++++ RAW DATA
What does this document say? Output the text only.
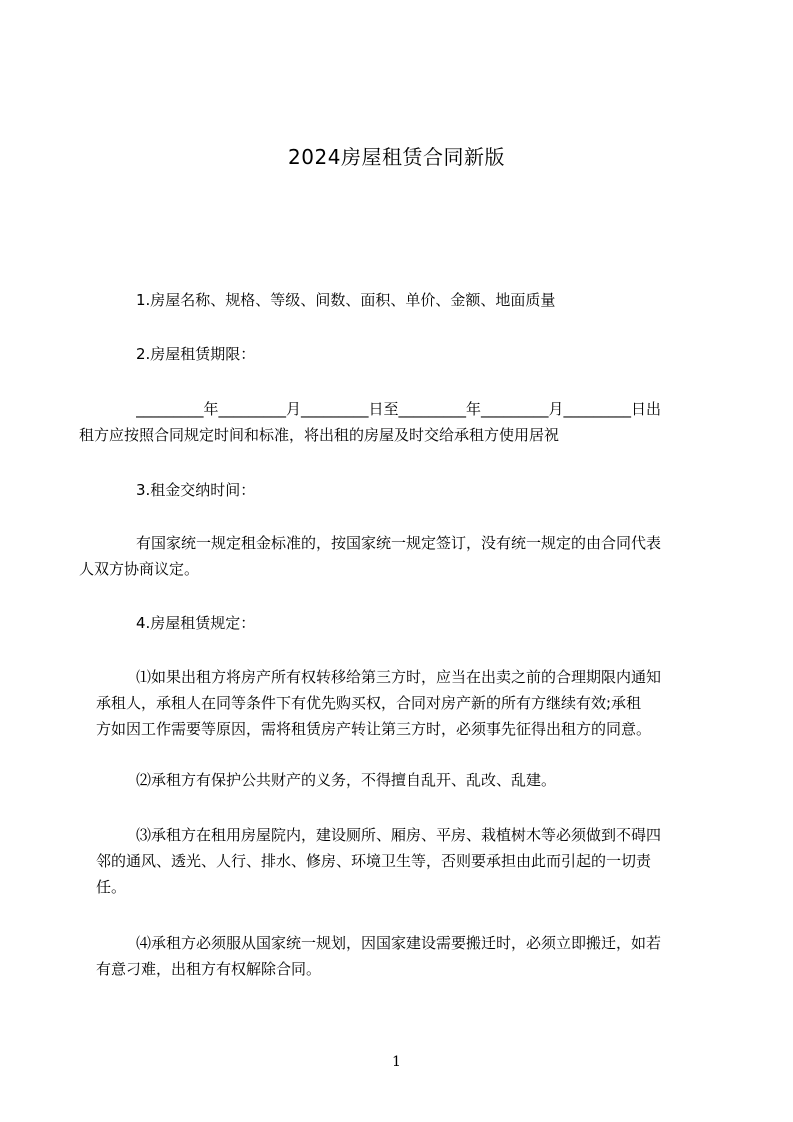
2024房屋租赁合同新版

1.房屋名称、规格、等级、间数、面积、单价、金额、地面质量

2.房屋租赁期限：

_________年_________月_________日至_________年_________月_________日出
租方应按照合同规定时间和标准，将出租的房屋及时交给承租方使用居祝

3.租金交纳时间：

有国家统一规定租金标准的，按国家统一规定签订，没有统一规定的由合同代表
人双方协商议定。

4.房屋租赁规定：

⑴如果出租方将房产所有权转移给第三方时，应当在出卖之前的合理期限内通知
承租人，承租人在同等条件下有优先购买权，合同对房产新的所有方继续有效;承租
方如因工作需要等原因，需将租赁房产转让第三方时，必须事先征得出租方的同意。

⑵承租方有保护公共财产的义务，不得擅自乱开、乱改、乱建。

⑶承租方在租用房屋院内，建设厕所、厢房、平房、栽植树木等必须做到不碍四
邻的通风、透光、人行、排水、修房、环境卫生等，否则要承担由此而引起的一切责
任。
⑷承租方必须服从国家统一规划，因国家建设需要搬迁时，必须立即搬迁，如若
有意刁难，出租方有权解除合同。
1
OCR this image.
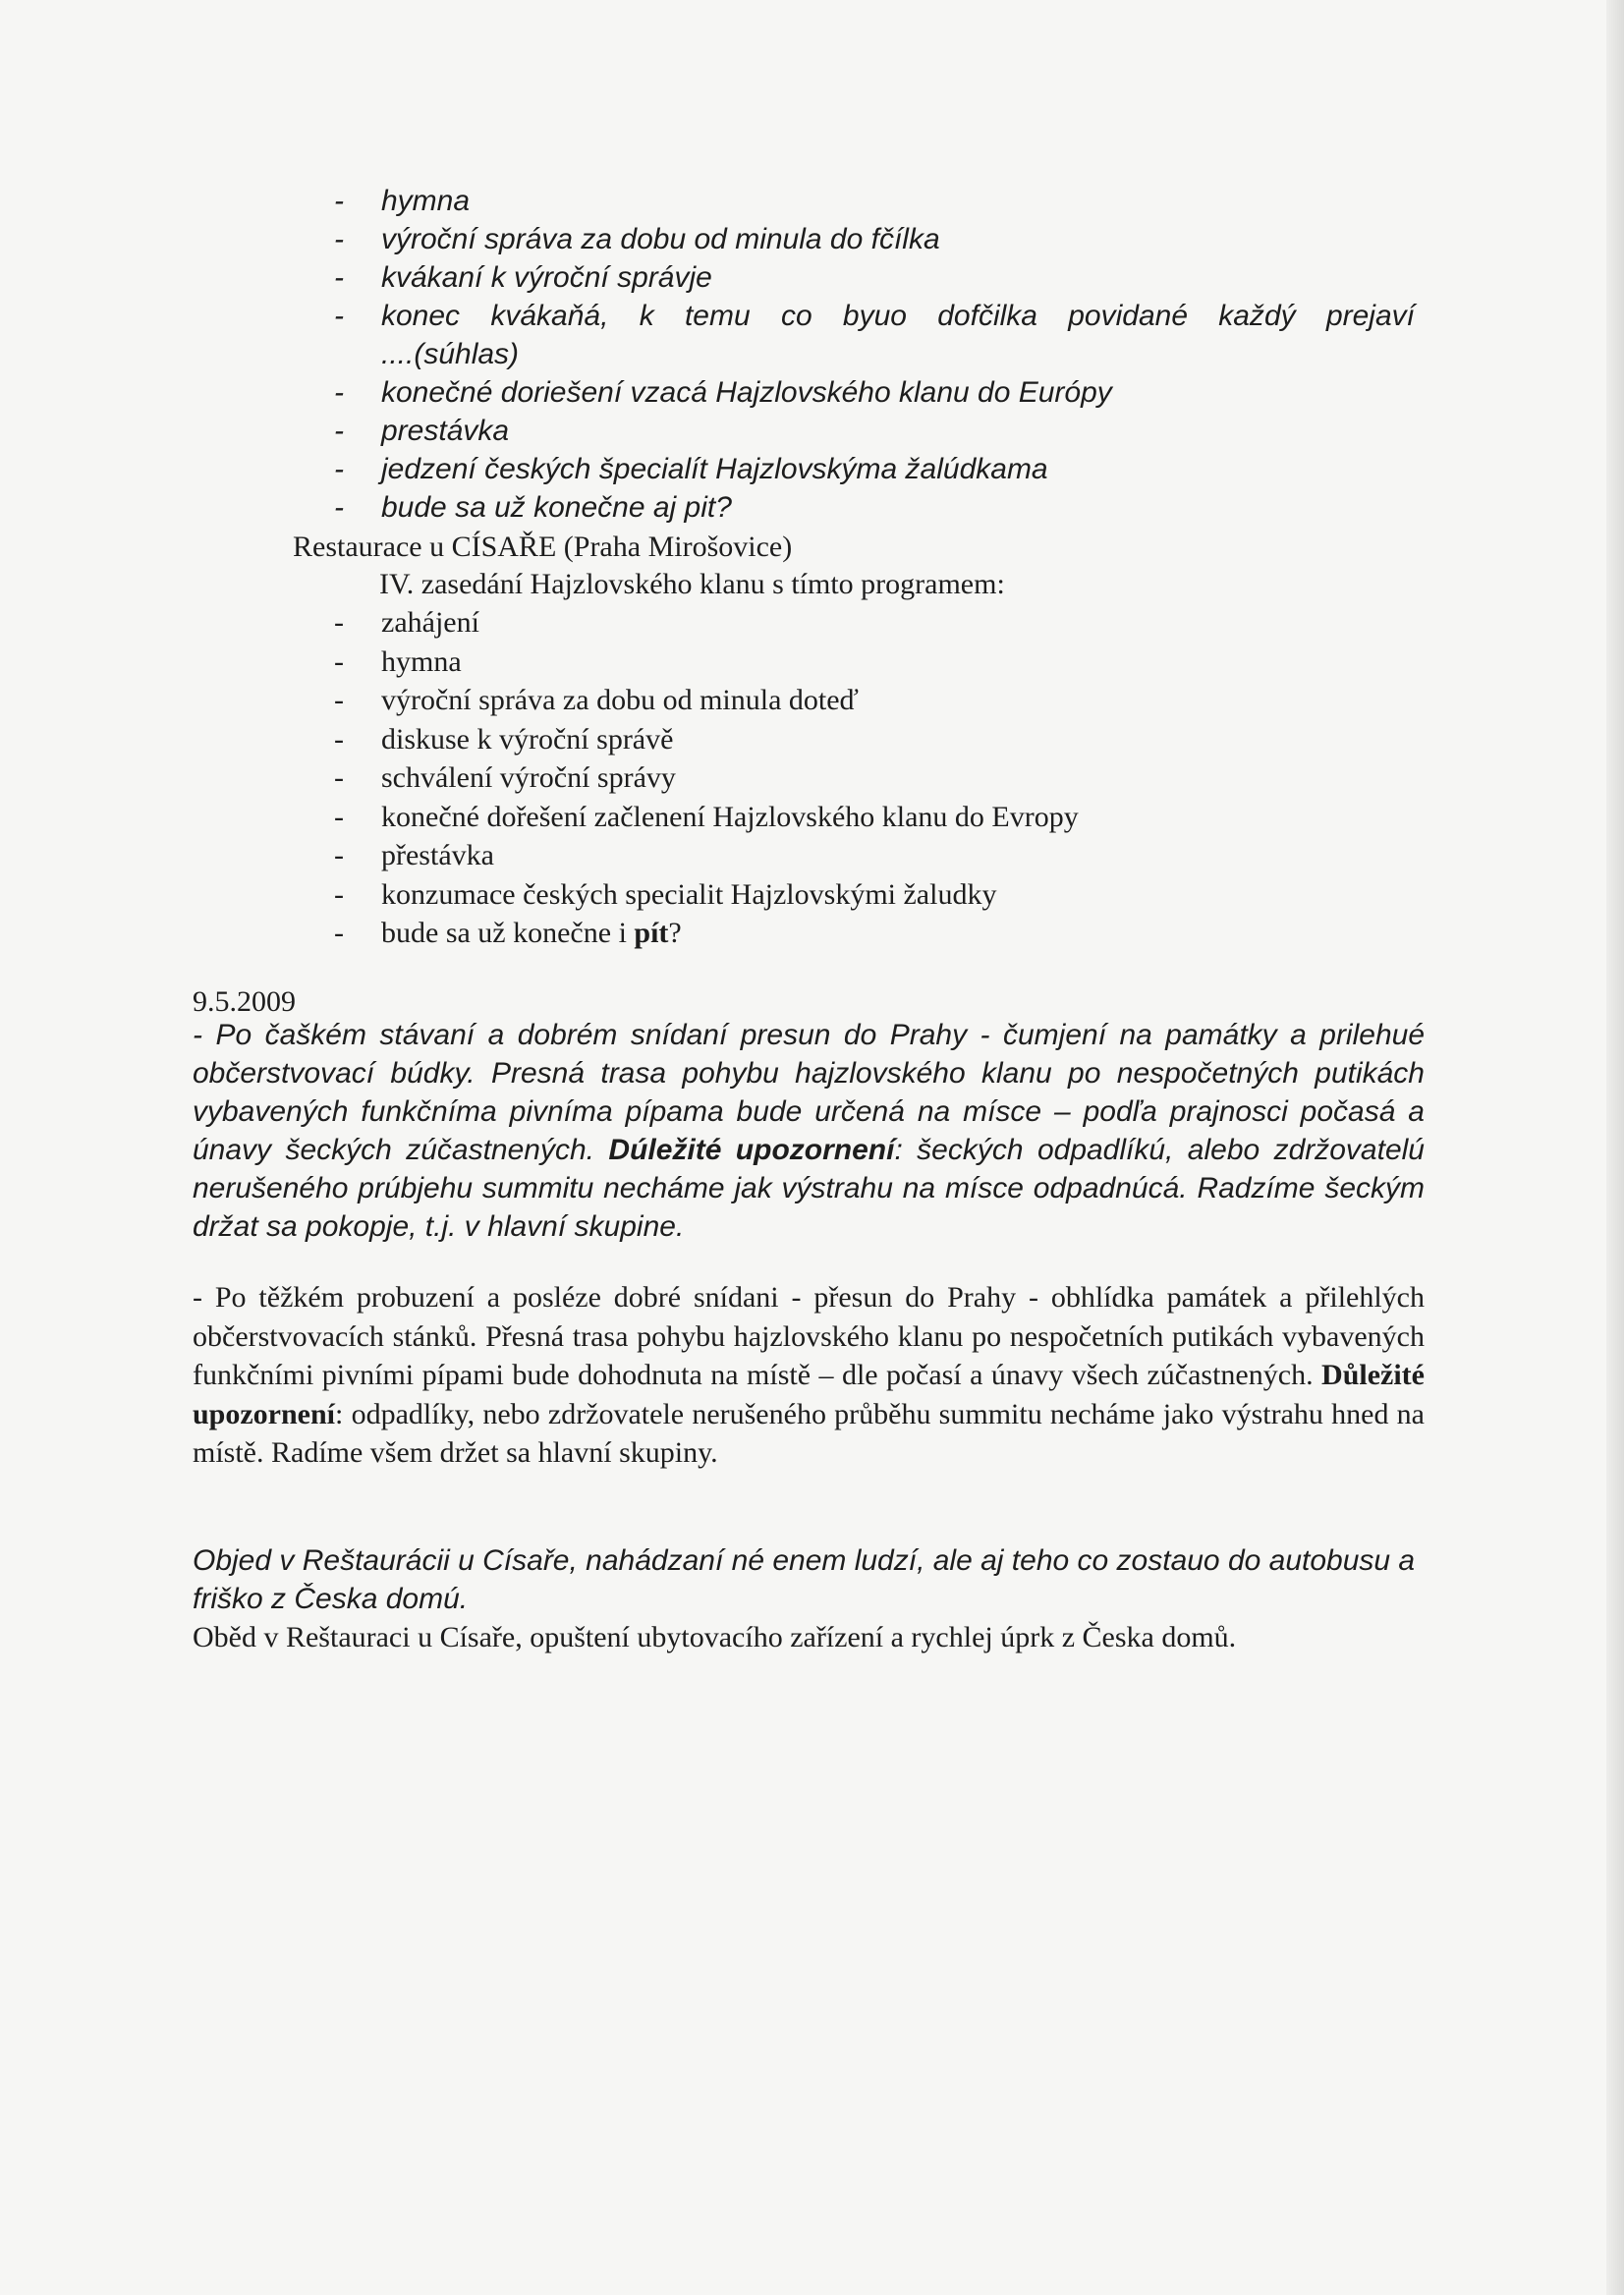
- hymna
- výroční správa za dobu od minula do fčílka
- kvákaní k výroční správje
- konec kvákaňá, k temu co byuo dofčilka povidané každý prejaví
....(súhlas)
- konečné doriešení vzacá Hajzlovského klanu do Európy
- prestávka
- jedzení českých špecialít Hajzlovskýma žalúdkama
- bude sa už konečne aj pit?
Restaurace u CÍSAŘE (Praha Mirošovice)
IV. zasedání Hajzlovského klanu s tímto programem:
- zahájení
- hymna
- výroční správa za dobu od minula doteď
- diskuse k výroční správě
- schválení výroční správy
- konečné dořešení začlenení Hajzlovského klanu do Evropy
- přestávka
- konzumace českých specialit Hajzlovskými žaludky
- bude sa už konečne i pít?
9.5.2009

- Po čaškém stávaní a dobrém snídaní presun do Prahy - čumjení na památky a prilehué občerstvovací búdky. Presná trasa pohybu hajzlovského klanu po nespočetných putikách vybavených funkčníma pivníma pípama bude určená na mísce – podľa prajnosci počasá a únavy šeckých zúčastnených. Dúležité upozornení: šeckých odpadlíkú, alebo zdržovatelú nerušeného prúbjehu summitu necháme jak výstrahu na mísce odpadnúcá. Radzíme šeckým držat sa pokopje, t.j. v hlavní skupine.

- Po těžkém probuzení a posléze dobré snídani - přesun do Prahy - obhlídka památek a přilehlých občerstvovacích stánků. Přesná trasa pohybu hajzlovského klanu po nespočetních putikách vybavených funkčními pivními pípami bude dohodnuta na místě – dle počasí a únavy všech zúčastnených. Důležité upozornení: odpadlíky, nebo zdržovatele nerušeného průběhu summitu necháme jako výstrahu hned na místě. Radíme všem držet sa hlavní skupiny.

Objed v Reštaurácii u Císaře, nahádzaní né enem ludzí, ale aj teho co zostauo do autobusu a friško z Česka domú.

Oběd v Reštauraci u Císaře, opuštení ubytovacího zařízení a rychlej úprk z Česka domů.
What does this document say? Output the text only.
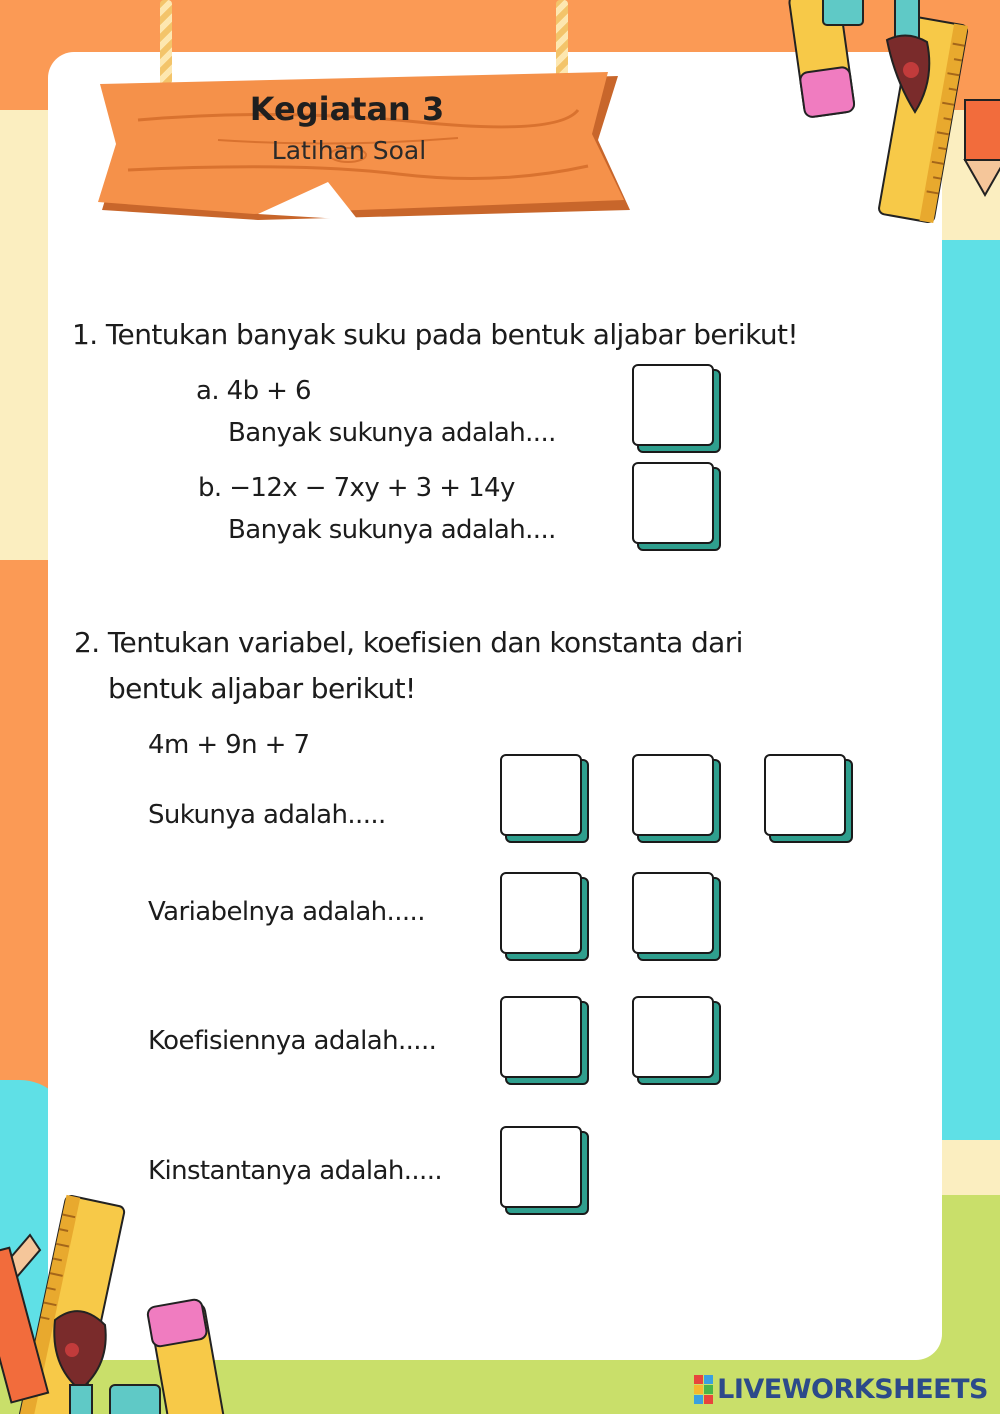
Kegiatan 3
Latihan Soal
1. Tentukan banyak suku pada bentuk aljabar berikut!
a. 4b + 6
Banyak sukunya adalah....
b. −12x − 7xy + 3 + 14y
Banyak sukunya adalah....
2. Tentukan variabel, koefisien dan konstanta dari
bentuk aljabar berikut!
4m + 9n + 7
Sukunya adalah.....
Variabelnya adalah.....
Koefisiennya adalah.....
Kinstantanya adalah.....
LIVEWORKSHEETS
++++++++
**SET PROBLEM:** Your copy should match the entries exactly, minus the pictures.

**RESULT OF THIS TASK:**
What does this document say? Output the text only.
2024房屋租赁合同新版

1.房屋名称、规格、等级、间数、面积、单价、金额、地面质量

2.房屋租赁期限：

_________年_________月_________日至_________年_________月_________日出
租方应按照合同规定时间和标准，将出租的房屋及时交给承租方使用居祝

3.租金交纳时间：

有国家统一规定租金标准的，按国家统一规定签订，没有统一规定的由合同代表
人双方协商议定。

4.房屋租赁规定：

⑴如果出租方将房产所有权转移给第三方时，应当在出卖之前的合理期限内通知
承租人，承租人在同等条件下有优先购买权，合同对房产新的所有方继续有效;承租
方如因工作需要等原因，需将租赁房产转让第三方时，必须事先征得出租方的同意。

⑵承租方有保护公共财产的义务，不得擅自乱开、乱改、乱建。

⑶承租方在租用房屋院内，建设厕所、厢房、平房、栽植树木等必须做到不碍四
邻的通风、透光、人行、排水、修房、环境卫生等，否则要承担由此而引起的一切责
任。
⑷承租方必须服从国家统一规划，因国家建设需要搬迁时，必须立即搬迁，如若
有意刁难，出租方有权解除合同。
1
OCR this image.
- hymna
- výroční správa za dobu od minula do fčílka
- kvákaní k výroční správje
- konec kvákaňá, k temu co byuo dofčilka povidané každý prejaví
....(súhlas)
- konečné doriešení vzacá Hajzlovského klanu do Európy
- prestávka
- jedzení českých špecialít Hajzlovskýma žalúdkama
- bude sa už konečne aj pit?
Restaurace u CÍSAŘE (Praha Mirošovice)
IV. zasedání Hajzlovského klanu s tímto programem:
- zahájení
- hymna
- výroční správa za dobu od minula doteď
- diskuse k výroční správě
- schválení výroční správy
- konečné dořešení začlenení Hajzlovského klanu do Evropy
- přestávka
- konzumace českých specialit Hajzlovskými žaludky
- bude sa už konečne i pít?
9.5.2009

- Po čaškém stávaní a dobrém snídaní presun do Prahy - čumjení na památky a prilehué občerstvovací búdky. Presná trasa pohybu hajzlovského klanu po nespočetných putikách vybavených funkčníma pivníma pípama bude určená na mísce – podľa prajnosci počasá a únavy šeckých zúčastnených. Dúležité upozornení: šeckých odpadlíkú, alebo zdržovatelú nerušeného prúbjehu summitu necháme jak výstrahu na mísce odpadnúcá. Radzíme šeckým držat sa pokopje, t.j. v hlavní skupine.

- Po těžkém probuzení a posléze dobré snídani - přesun do Prahy - obhlídka památek a přilehlých občerstvovacích stánků. Přesná trasa pohybu hajzlovského klanu po nespočetních putikách vybavených funkčními pivními pípami bude dohodnuta na místě – dle počasí a únavy všech zúčastnených. Důležité upozornení: odpadlíky, nebo zdržovatele nerušeného průběhu summitu necháme jako výstrahu hned na místě. Radíme všem držet sa hlavní skupiny.

Objed v Reštaurácii u Císaře, nahádzaní né enem ludzí, ale aj teho co zostauo do autobusu a friško z Česka domú.

Oběd v Reštauraci u Císaře, opuštení ubytovacího zařízení a rychlej úprk z Česka domů.
What does this document say? Output the text only.
Kegiatan 3
Latihan Soal
1. Tentukan banyak suku pada bentuk aljabar berikut!
a. 4b + 6
Banyak sukunya adalah....
b. −12x − 7xy + 3 + 14y
Banyak sukunya adalah....
2. Tentukan variabel, koefisien dan konstanta dari
bentuk aljabar berikut!
4m + 9n + 7
Sukunya adalah.....
Variabelnya adalah.....
Koefisiennya adalah.....
Kinstantanya adalah.....
LIVEWORKSHEETS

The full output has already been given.